He wants a chance to prove to FDA regulators that electronic cigarettes help people quit smoking. But an agency ruling that electronic cigarettes should be treated like conventional cigarettes could destroy his business before he can make that case.
“We have a lot of concern about the FDA classification,” Cameron said.
The taxation issue is significant: State and federal taxes plus the cost of a legal settlement now total $2.33 per pack. In addition, a June ballot measure will add $1 a pack statewide if it passes, which could push the price toward $8 for many brands.
Another local company awaiting the FDA’s ruling is Xhale Distributors in downtown Los Angeles. Xhale sells disposable electronic cigarettes and has about a dozen full-time employees. Chief Executive Mike Ahmad said FDA policies are forcing him to walk a fine line in marketing his cigarettes.
“We’re in a very tight spot right now,” Ahmad said. “If the FDA classifies electronic cigarettes as tobacco products, the feds and state governments could tax us out of existence.”
He said his main customers are health-conscious consumers over the age of 35. In an ideal world, he said, he would like to stress the health benefits of switching from conventional tobacco cigarettes to electronic ones.
“But current FDA policy forbids us from saying we’re healthier than cigarettes,” he said. “If we did so without going through a multiyear process of FDA certification as a drug, we could be hit with big fines.”
So, Ahmad said, he markets Xhale as “an alternative” to smoking cigarettes.
FDA spokeswoman Jennifer Haliski said the agency is reviewing electronic cigarettes, but she did not offer a timetable on when a rule would be released.
“The FDA is developing a strategy to regulate this emerging class of products as tobacco products under the Family Smoking Prevention and Tobacco Control Act,” she said.
While SafeCig and dozens of other makers of electronic cigarettes are pressuring the FDA to tread carefully in its regulation, anti-tobacco groups such as the American Lung Association and American Heart Association have been pushing for an FDA crackdown.
* * * * *
● YOUR TASK
From the news excerpt on electronic cigarettes and FDA rules, reproduce word for word the part that opens with the words containing "The taxation issue" and closes with "for many brands.". The data that follows has nothing to do with this.

● INFORMATION PROVIDED
* * * * *
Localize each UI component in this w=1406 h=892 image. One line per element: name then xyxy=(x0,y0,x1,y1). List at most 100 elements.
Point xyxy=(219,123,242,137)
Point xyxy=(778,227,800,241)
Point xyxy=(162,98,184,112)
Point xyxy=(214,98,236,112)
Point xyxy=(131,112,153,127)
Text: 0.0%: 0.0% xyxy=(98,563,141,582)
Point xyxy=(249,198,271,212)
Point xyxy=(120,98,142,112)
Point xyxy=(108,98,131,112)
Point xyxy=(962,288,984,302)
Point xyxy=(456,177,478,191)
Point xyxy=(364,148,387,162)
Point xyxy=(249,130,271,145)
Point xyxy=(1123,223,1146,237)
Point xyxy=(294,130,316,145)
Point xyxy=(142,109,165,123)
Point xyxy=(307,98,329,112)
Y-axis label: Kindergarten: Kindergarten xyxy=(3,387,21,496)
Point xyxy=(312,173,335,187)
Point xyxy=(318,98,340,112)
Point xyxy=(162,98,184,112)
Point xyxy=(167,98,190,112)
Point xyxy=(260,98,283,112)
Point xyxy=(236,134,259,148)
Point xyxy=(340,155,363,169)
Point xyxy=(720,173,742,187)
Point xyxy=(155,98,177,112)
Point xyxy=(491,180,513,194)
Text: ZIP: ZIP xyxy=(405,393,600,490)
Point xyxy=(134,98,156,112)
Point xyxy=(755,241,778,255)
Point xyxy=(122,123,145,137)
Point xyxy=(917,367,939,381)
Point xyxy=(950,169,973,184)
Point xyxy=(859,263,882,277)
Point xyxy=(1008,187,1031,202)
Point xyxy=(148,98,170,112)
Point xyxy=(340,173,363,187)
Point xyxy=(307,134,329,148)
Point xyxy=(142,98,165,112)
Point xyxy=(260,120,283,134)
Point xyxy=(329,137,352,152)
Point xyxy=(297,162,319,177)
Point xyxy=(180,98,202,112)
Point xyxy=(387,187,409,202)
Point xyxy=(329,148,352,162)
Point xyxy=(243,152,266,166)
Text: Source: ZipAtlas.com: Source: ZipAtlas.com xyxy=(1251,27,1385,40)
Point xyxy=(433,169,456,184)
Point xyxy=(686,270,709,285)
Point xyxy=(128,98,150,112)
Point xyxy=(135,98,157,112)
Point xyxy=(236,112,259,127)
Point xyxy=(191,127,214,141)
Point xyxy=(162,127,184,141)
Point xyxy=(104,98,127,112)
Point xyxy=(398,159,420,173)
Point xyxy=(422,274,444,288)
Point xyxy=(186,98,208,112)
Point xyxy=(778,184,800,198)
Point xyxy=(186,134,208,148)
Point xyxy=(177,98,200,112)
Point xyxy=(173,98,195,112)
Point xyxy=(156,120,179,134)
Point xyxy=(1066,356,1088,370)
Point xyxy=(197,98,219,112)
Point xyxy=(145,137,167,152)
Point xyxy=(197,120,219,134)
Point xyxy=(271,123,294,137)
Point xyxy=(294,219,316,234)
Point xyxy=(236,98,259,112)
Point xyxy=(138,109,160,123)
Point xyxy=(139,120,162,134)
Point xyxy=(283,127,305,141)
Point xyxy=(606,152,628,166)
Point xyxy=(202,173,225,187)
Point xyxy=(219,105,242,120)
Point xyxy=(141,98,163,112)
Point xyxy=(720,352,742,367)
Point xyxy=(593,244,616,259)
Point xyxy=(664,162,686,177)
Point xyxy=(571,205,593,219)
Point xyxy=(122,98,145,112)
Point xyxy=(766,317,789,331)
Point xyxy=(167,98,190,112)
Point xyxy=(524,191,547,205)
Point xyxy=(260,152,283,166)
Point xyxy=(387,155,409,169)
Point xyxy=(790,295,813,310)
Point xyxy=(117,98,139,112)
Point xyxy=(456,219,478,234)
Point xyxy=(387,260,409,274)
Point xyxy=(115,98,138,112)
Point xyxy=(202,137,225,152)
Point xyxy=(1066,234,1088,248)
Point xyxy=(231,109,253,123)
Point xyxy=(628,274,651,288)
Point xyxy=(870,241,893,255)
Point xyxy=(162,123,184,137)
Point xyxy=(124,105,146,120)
* * * * *
● ANSWER FOR THIS EXERCISE
The taxation issue is significant: State and federal taxes plus the cost of a legal settlement now total $2.33 per pack. In addition, a June ballot measure will add $1 a pack statewide if it passes, which could push the price toward $8 for many brands.